Data entries
────
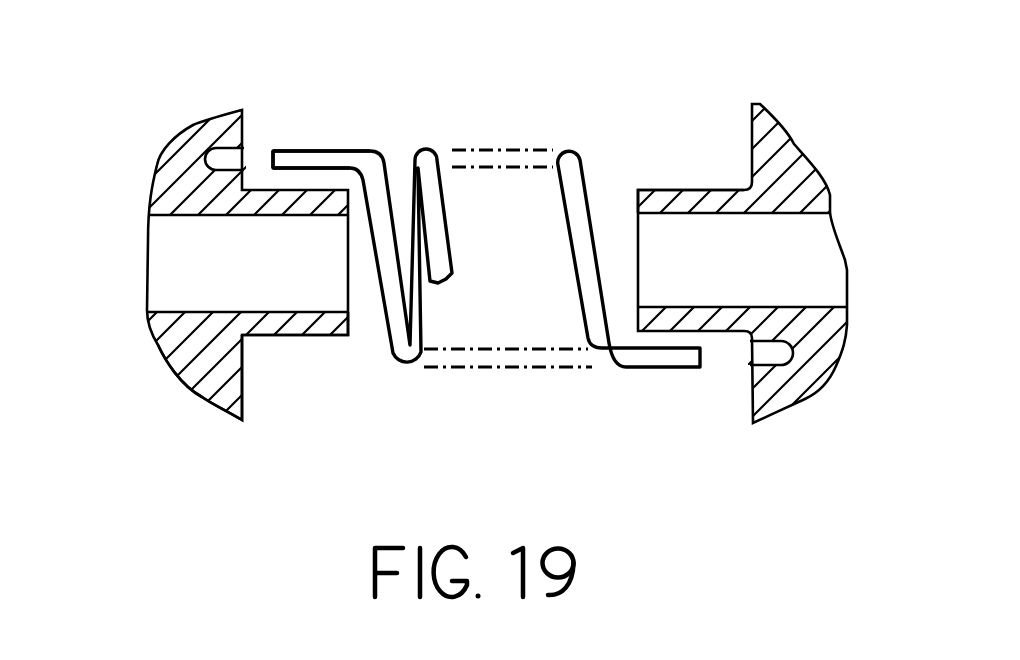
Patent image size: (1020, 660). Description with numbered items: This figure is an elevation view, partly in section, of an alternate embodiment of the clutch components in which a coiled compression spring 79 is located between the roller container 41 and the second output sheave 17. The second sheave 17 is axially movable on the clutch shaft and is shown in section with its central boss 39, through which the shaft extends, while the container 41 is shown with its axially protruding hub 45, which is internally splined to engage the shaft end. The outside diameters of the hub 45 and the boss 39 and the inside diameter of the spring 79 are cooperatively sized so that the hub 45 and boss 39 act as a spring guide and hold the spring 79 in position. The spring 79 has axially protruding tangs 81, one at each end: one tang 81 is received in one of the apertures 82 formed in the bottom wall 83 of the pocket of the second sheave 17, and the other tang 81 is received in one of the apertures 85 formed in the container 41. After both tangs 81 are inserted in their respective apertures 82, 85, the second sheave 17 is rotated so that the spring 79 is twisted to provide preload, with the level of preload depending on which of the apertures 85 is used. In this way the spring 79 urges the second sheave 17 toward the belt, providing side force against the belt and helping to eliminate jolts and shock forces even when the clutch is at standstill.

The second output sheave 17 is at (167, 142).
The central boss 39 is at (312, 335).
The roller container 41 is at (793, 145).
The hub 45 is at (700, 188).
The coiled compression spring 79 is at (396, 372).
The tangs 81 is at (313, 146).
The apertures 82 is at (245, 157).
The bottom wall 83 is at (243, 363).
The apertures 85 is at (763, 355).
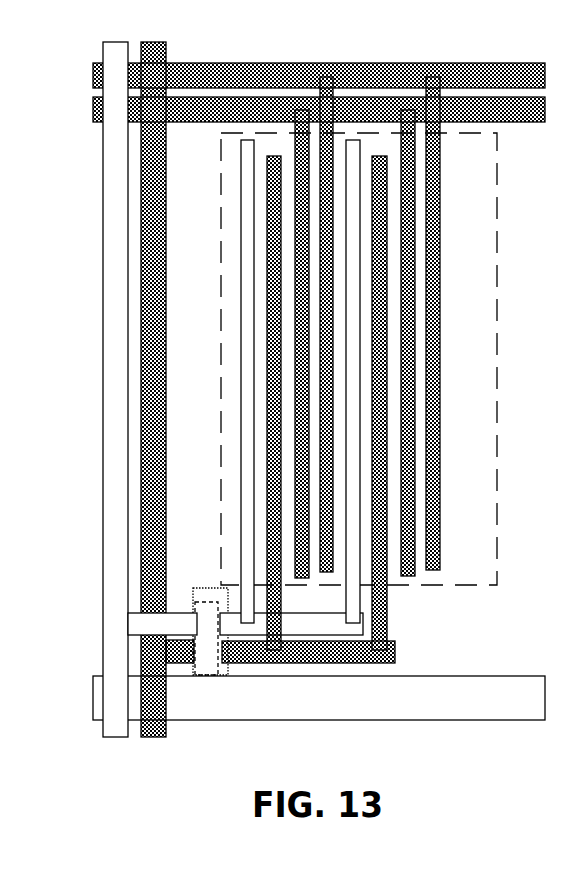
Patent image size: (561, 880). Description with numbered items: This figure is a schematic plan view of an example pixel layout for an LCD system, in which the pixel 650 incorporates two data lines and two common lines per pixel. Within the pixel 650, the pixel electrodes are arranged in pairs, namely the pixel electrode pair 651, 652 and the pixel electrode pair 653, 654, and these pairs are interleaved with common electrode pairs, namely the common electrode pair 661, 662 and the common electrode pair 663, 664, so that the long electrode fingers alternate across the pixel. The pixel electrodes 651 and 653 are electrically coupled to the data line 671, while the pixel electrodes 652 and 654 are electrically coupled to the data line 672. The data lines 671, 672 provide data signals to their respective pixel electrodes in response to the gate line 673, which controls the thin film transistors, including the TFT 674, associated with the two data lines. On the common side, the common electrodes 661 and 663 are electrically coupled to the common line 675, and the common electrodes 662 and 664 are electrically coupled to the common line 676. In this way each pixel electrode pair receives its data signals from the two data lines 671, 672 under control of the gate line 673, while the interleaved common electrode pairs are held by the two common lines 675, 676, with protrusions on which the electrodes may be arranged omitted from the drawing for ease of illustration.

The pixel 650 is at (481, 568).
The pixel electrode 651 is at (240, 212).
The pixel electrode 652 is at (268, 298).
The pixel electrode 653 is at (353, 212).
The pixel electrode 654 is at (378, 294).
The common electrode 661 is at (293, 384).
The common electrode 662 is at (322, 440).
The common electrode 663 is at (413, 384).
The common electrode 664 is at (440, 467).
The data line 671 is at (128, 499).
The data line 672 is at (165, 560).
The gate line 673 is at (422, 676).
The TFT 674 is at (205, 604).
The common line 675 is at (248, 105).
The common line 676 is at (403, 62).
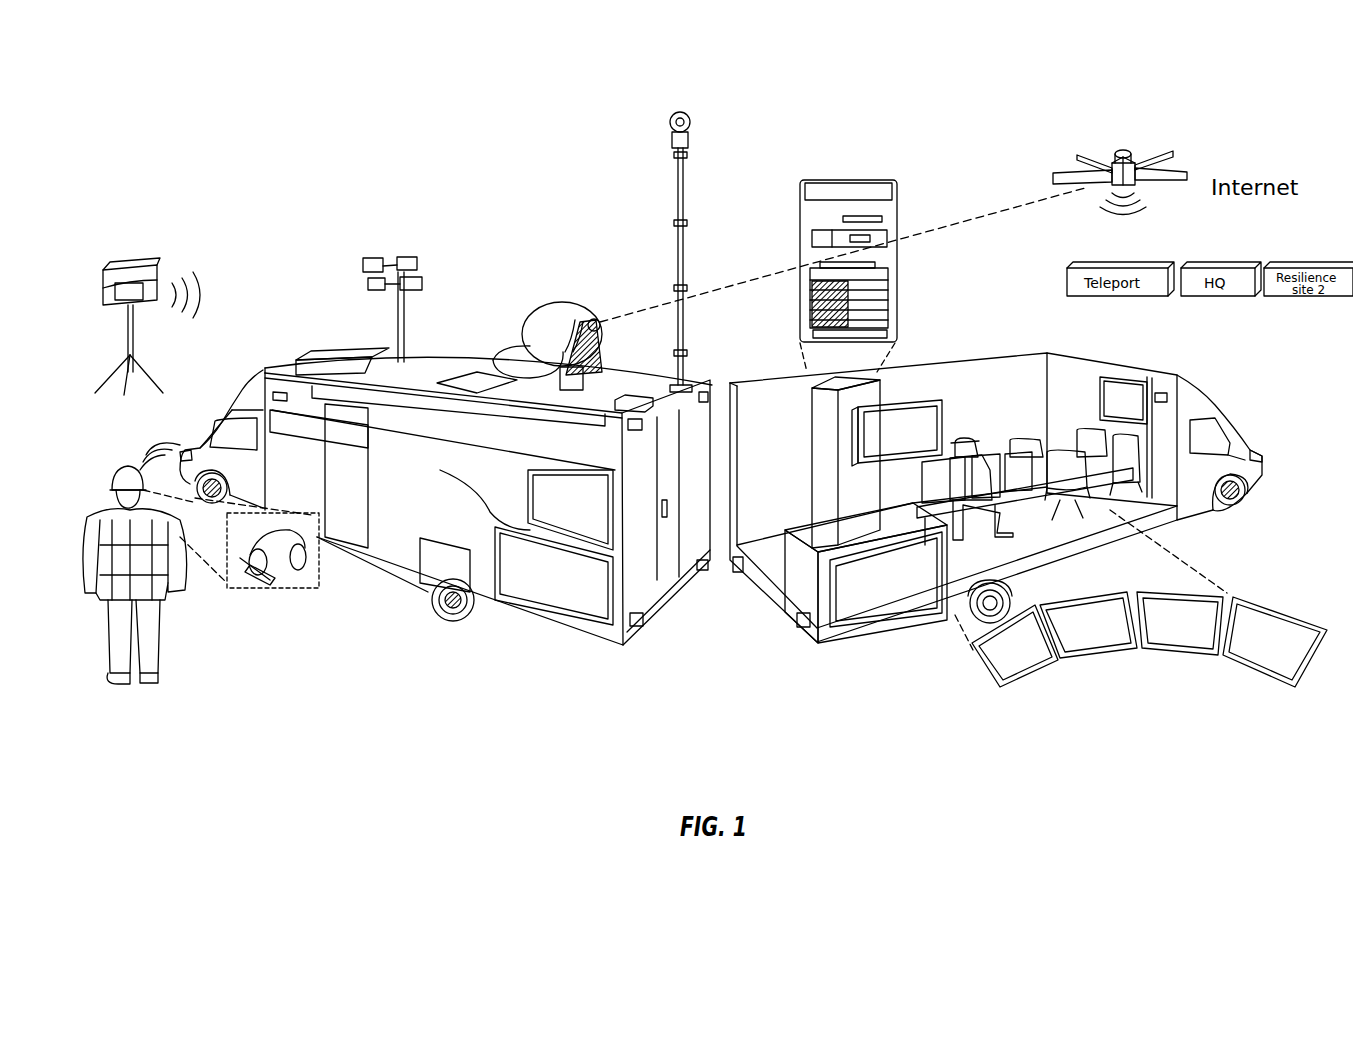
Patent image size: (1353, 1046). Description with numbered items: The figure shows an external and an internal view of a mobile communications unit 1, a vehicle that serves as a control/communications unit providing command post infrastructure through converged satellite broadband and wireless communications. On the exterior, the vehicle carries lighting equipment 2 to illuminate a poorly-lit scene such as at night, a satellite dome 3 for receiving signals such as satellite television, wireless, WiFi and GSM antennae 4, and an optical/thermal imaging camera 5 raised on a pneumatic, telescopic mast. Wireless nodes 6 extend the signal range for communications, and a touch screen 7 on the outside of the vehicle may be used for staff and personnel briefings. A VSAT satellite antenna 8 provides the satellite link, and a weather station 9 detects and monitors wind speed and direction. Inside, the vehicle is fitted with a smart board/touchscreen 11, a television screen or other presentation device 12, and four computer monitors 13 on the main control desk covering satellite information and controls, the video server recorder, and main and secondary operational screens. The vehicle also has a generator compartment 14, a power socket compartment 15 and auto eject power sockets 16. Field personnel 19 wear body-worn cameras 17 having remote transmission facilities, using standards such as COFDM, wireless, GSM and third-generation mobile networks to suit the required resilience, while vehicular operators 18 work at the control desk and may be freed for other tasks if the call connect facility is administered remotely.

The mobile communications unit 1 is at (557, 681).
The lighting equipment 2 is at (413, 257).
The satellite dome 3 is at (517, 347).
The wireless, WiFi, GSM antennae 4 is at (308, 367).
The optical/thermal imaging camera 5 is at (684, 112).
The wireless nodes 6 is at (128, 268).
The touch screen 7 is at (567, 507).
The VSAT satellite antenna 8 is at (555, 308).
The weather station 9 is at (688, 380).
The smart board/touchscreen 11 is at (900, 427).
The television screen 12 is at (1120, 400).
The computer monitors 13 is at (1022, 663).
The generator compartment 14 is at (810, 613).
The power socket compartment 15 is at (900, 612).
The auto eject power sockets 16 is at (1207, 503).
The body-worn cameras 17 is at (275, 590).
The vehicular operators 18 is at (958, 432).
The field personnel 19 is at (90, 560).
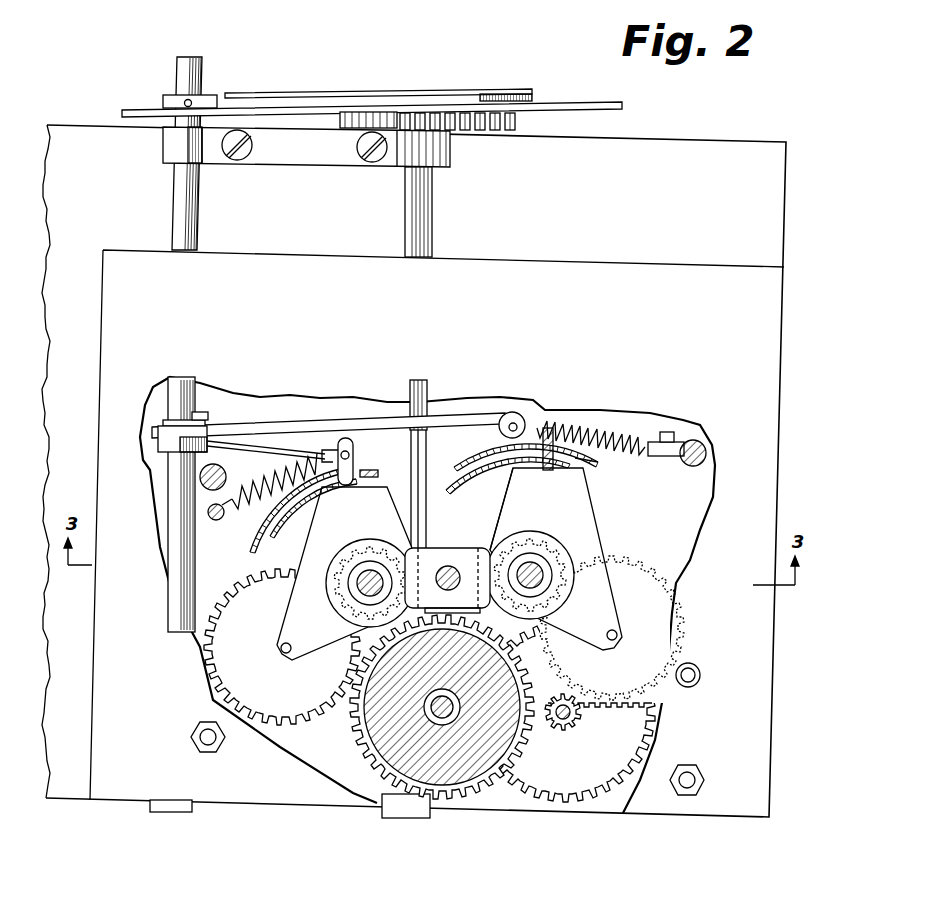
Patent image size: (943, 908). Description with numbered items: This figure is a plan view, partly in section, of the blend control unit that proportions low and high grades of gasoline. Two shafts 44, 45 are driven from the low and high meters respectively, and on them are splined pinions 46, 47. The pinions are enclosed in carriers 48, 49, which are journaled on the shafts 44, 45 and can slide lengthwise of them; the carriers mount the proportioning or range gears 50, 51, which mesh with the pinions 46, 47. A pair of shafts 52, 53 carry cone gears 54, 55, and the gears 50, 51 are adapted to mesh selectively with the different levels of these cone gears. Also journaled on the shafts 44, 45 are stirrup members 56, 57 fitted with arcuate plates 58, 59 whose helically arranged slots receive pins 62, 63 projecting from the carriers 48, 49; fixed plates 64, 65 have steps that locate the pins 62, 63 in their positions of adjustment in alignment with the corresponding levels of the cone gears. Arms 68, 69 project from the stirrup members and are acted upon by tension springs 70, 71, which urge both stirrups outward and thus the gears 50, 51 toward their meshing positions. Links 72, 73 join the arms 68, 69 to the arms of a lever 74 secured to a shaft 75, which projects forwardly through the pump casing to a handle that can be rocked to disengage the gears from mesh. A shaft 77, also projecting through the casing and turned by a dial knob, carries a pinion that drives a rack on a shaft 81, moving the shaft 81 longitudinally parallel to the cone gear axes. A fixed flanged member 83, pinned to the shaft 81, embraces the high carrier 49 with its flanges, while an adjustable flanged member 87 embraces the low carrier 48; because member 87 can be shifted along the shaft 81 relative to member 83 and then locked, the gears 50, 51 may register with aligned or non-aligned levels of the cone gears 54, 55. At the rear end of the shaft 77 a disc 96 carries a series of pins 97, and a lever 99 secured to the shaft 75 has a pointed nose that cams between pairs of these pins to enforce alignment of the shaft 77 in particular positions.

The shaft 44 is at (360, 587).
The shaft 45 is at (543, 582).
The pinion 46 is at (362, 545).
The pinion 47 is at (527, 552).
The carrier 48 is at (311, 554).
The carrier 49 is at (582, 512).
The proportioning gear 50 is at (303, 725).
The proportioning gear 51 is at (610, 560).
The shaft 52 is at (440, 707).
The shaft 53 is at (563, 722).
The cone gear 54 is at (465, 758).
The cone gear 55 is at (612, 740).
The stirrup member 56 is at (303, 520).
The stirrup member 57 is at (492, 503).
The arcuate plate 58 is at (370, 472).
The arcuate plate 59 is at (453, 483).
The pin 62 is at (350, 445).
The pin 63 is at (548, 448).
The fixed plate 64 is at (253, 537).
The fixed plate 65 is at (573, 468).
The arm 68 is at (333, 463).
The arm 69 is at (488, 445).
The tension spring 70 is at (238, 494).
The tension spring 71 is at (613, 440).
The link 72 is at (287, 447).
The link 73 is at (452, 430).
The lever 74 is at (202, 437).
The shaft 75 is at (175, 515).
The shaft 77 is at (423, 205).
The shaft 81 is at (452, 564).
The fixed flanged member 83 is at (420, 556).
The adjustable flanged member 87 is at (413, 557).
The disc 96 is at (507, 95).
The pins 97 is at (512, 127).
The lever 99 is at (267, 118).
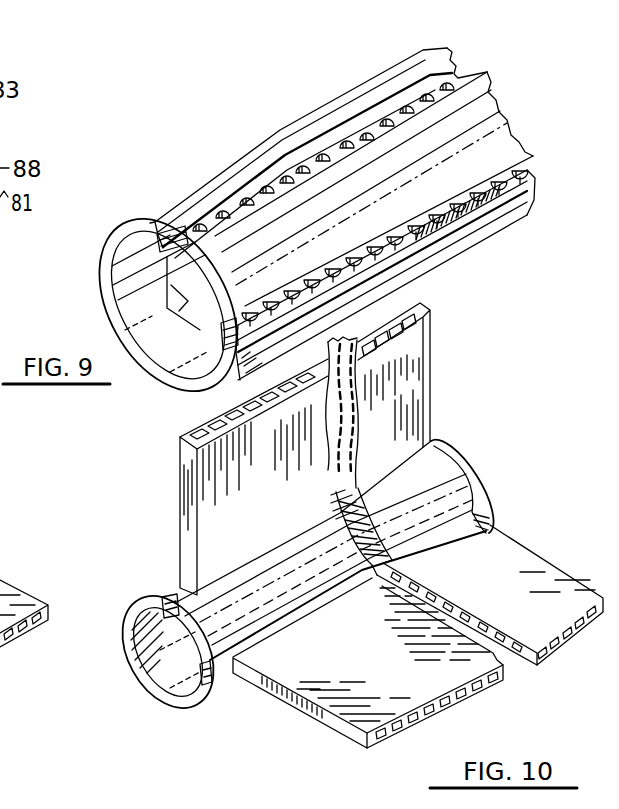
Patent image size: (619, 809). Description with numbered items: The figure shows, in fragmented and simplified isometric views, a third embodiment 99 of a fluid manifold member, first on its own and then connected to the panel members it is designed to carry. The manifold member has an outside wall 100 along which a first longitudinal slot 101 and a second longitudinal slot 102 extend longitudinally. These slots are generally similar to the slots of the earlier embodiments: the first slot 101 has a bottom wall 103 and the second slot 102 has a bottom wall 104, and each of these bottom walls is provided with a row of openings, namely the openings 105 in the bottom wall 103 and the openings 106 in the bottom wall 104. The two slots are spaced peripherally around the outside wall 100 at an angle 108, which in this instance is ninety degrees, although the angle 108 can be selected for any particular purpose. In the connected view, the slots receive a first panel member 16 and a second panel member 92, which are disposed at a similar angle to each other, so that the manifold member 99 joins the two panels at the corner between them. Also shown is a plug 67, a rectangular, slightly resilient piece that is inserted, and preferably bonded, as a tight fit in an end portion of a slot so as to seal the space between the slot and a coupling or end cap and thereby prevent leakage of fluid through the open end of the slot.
────
* Requirement
Count the lines in the entries above that contain the string "board", treating uppercase and lowercase as different. Reply with the number alone.

* Response
2